▶ [EXERCISE]: Return each line containing "обязательствах".

──────── RECORDS SUPPLIED

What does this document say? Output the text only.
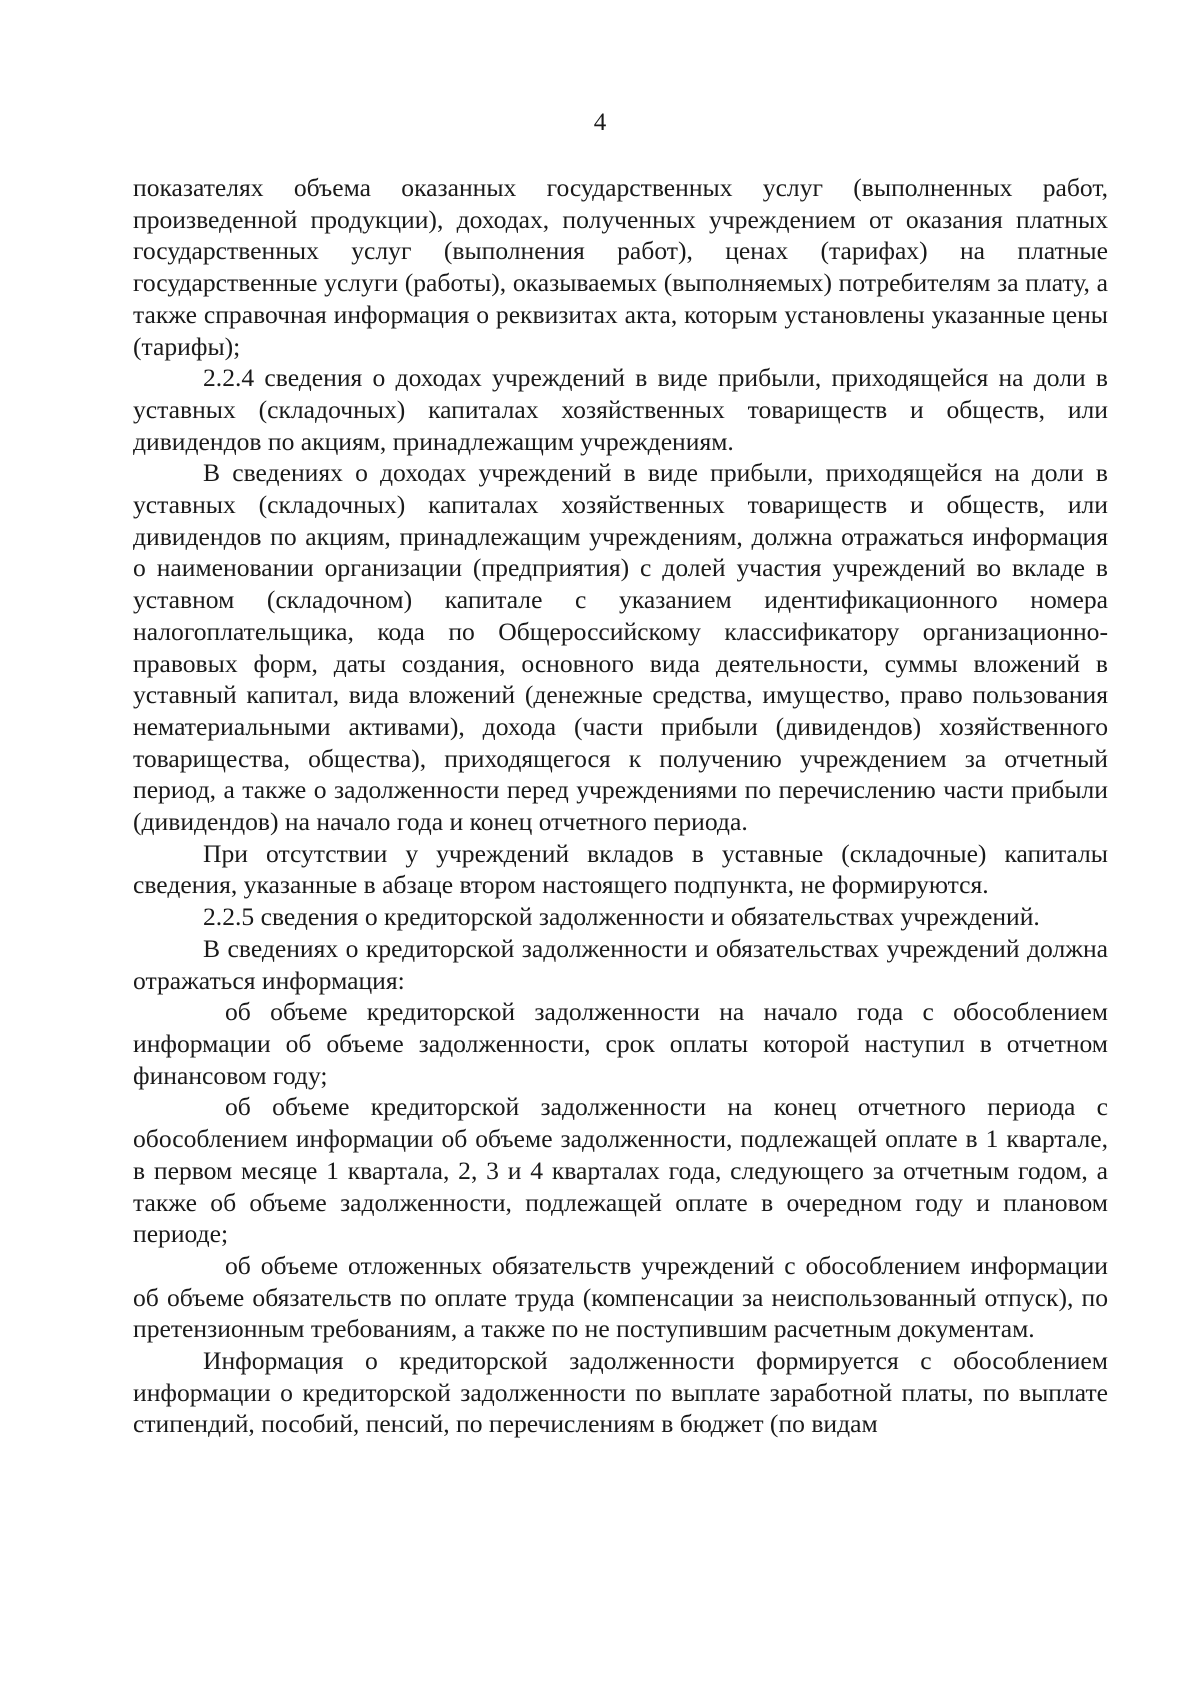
4

показателях объема оказанных государственных услуг (выполненных работ, произведенной продукции), доходах, полученных учреждением от оказания платных государственных услуг (выполнения работ), ценах (тарифах) на платные государственные услуги (работы), оказываемых (выполняемых) потребителям за плату, а также справочная информация о реквизитах акта, которым установлены указанные цены (тарифы);

2.2.4 сведения о доходах учреждений в виде прибыли, приходящейся на доли в уставных (складочных) капиталах хозяйственных товариществ и обществ, или дивидендов по акциям, принадлежащим учреждениям.

В сведениях о доходах учреждений в виде прибыли, приходящейся на доли в уставных (складочных) капиталах хозяйственных товариществ и обществ, или дивидендов по акциям, принадлежащим учреждениям, должна отражаться информация о наименовании организации (предприятия) с долей участия учреждений во вкладе в уставном (складочном) капитале с указанием идентификационного номера налогоплательщика, кода по Общероссийскому классификатору организационно-правовых форм, даты создания, основного вида деятельности, суммы вложений в уставный капитал, вида вложений (денежные средства, имущество, право пользования нематериальными активами), дохода (части прибыли (дивидендов) хозяйственного товарищества, общества), приходящегося к получению учреждением за отчетный период, а также о задолженности перед учреждениями по перечислению части прибыли (дивидендов) на начало года и конец отчетного периода.

При отсутствии у учреждений вкладов в уставные (складочные) капиталы сведения, указанные в абзаце втором настоящего подпункта, не формируются.

2.2.5 сведения о кредиторской задолженности и обязательствах учреждений.

В сведениях о кредиторской задолженности и обязательствах учреждений должна отражаться информация:

об объеме кредиторской задолженности на начало года с обособлением информации об объеме задолженности, срок оплаты которой наступил в отчетном финансовом году;

об объеме кредиторской задолженности на конец отчетного периода с обособлением информации об объеме задолженности, подлежащей оплате в 1 квартале, в первом месяце 1 квартала, 2, 3 и 4 кварталах года, следующего за отчетным годом, а также об объеме задолженности, подлежащей оплате в очередном году и плановом периоде;

об объеме отложенных обязательств учреждений с обособлением информации об объеме обязательств по оплате труда (компенсации за неиспользованный отпуск), по претензионным требованиям, а также по не поступившим расчетным документам.

Информация о кредиторской задолженности формируется с обособлением информации о кредиторской задолженности по выплате заработной платы, по выплате стипендий, пособий, пенсий, по перечислениям в бюджет (по видам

────────────────

▶ [ANSWER BELOW]:
2.2.5 сведения о кредиторской задолженности и обязательствах учреждений.
В сведениях о кредиторской задолженности и обязательствах учреждений должна отражаться информация:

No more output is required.